Extrait source:
Parmi ces cinq arguments en faveur du développement d’un standard, trois portent sur la question des repères formels (pour le lecteur, l’auteur et le critique) et deux autres sur des nécessités économiques. Sébastien Naeco évoque ici plus spécifiquement des problématiques techniques de format numérique, et du débat entre le flash, le jpg et autres formats d’image. Mais la question peut avoir une portée plus globale, qui touche aux supports de diffusion ou à la « mise en scène » numérique de l’image.

A l’autre bout du débat, Anthony Rageul se fait le porte-parole d’une vision de la bande dessinée numérique qui réfute la notion de standard. Lors d’une communication donnée à Liège2, il récuse ainsi l’idée d’un « 48CC » de la bande dessinée numérique que serait le player unique pour support mobile. Le terme « 48CC » n’est pas choisi par hasard par Anthony Rageul : il provient des critiques adressées par Jean-Christophe Menu quand il dirigeait l’Association, à l’encontre des grands éditeurs commerciaux. Ici, le débat sur le standard quitte le terrain purement technique pour s’aventurer sur des terres idéologiques où l’originalité de la création libre est opposée aux contraintes de l’édition commerciale. L’absence d’édition commerciale de bande dessinée numérique fait que nous nous situons encore dans un moment décisif où rien n’est joué en terme de standardisation.

Qu’est-ce qui force le standard, du format à la diffusion ?

Revenons un peu à la notion de standard pour essayer de comprendre « ce qui peut faire standard », c’est-à-dire ce qui contribue, ou peut contribuer, en bien ou en mal, à une uniformisation des pratiques des créateurs. Un premier indice nous est donné par le fait que Sébastien Naeco et Anthony Rageul ne se positionnent pas exactement sur le même plan : le premier se limite à évoquer la question technique du « format » standard, tandis qu’Anthony Rageul se déplace plus globalement sur le modèle de diffusion. Il n’y a donc pas de réelle contradiction, si ce n’est sur le principe même de l’existence d’un standard. Les discours peuvent peut-être s’accorder si l’on tente de distinguer les différentes formes de standardisation qui se préparent pour la bande dessinée numérique.

Consigne:
Reproduisez à l'identique tout le passage de l'extrait sur la bande dessinée numérique, depuis « A l’autre bout » jusqu'à « terme de standardisation. » inclus.

Relevés de la position des éléments:
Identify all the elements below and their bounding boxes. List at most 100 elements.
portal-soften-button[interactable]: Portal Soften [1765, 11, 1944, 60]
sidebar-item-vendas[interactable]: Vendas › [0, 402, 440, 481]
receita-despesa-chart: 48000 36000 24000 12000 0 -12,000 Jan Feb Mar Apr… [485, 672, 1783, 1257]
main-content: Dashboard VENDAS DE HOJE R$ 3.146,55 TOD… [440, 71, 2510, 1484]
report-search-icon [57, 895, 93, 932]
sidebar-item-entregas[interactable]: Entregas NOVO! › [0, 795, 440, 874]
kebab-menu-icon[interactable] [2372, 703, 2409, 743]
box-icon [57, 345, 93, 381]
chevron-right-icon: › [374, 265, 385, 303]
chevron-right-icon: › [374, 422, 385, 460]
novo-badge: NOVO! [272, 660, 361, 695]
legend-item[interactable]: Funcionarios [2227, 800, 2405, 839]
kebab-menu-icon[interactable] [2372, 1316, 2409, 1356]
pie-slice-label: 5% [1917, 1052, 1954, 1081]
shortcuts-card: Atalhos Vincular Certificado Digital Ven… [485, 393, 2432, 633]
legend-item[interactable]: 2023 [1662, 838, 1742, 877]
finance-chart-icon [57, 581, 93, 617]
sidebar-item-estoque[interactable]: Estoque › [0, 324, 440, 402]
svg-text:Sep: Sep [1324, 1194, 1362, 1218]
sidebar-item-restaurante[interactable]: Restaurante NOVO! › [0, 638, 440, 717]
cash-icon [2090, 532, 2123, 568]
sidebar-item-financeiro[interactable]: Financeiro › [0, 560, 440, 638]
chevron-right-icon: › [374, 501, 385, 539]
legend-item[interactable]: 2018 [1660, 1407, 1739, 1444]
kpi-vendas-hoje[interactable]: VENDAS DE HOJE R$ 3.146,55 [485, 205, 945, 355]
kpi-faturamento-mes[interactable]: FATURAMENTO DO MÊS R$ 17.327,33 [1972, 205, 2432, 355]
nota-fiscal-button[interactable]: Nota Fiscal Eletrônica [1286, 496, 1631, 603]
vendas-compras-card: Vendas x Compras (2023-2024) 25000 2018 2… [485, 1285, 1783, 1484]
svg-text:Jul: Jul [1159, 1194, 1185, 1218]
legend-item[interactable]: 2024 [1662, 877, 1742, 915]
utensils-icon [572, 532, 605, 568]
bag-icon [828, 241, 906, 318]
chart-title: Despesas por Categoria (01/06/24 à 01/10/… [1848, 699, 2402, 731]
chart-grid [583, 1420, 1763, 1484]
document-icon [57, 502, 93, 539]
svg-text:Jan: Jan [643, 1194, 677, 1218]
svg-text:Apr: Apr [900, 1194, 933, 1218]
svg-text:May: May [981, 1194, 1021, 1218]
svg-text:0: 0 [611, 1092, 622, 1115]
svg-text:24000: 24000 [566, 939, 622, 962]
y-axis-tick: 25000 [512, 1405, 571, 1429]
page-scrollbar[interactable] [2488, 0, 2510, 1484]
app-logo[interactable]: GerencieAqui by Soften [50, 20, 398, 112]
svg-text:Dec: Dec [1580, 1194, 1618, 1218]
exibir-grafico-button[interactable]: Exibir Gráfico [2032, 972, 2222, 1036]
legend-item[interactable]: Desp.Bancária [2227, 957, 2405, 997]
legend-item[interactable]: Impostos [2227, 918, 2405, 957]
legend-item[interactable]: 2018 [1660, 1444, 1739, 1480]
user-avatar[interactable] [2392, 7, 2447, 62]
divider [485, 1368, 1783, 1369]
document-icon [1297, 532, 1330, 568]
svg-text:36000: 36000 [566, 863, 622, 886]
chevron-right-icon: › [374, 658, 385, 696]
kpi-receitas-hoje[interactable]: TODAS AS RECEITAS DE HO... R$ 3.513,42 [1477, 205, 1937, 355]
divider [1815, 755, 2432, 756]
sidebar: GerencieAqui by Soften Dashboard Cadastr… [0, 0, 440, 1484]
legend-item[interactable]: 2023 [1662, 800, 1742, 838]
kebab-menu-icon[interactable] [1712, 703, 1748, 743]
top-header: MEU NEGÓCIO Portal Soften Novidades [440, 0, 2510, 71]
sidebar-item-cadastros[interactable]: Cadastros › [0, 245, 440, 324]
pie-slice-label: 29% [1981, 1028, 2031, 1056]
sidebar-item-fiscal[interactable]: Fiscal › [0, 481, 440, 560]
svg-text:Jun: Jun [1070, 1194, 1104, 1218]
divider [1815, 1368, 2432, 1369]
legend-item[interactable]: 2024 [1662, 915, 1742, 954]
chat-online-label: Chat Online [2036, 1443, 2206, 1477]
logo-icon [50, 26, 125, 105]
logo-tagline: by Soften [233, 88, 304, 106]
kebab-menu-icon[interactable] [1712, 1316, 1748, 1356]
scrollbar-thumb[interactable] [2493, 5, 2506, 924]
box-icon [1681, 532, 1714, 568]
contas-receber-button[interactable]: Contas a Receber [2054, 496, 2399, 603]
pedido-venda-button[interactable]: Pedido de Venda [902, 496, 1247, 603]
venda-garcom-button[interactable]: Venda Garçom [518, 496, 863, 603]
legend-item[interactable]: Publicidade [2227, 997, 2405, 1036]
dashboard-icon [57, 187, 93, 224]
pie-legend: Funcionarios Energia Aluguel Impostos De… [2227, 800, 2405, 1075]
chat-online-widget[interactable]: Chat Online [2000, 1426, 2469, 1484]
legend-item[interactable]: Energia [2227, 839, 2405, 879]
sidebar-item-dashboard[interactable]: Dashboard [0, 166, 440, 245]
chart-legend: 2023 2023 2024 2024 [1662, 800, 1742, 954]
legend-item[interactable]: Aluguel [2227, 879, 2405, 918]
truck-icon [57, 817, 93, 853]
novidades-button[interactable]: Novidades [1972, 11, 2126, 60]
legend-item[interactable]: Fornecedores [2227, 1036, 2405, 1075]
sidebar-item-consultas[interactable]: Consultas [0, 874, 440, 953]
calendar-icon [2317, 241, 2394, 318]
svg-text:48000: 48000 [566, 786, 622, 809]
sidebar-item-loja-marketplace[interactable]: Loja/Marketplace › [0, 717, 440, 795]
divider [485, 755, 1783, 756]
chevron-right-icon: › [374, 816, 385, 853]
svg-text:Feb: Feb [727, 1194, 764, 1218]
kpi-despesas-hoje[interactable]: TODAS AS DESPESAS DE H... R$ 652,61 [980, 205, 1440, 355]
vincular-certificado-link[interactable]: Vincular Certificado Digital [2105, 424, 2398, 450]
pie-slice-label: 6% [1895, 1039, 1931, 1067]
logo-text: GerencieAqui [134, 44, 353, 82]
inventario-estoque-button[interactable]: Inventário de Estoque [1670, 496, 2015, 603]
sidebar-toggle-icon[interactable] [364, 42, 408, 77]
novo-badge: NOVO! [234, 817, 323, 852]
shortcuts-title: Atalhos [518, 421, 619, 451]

Tâche accomplie:
A l’autre bout du débat, Anthony Rageul se fait le porte-parole d’une vision de la bande dessinée numérique qui réfute la notion de standard. Lors d’une communication donnée à Liège2, il récuse ainsi l’idée d’un « 48CC » de la bande dessinée numérique que serait le player unique pour support mobile. Le terme « 48CC » n’est pas choisi par hasard par Anthony Rageul : il provient des critiques adressées par Jean-Christophe Menu quand il dirigeait l’Association, à l’encontre des grands éditeurs commerciaux. Ici, le débat sur le standard quitte le terrain purement technique pour s’aventurer sur des terres idéologiques où l’originalité de la création libre est opposée aux contraintes de l’édition commerciale. L’absence d’édition commerciale de bande dessinée numérique fait que nous nous situons encore dans un moment décisif où rien n’est joué en terme de standardisation.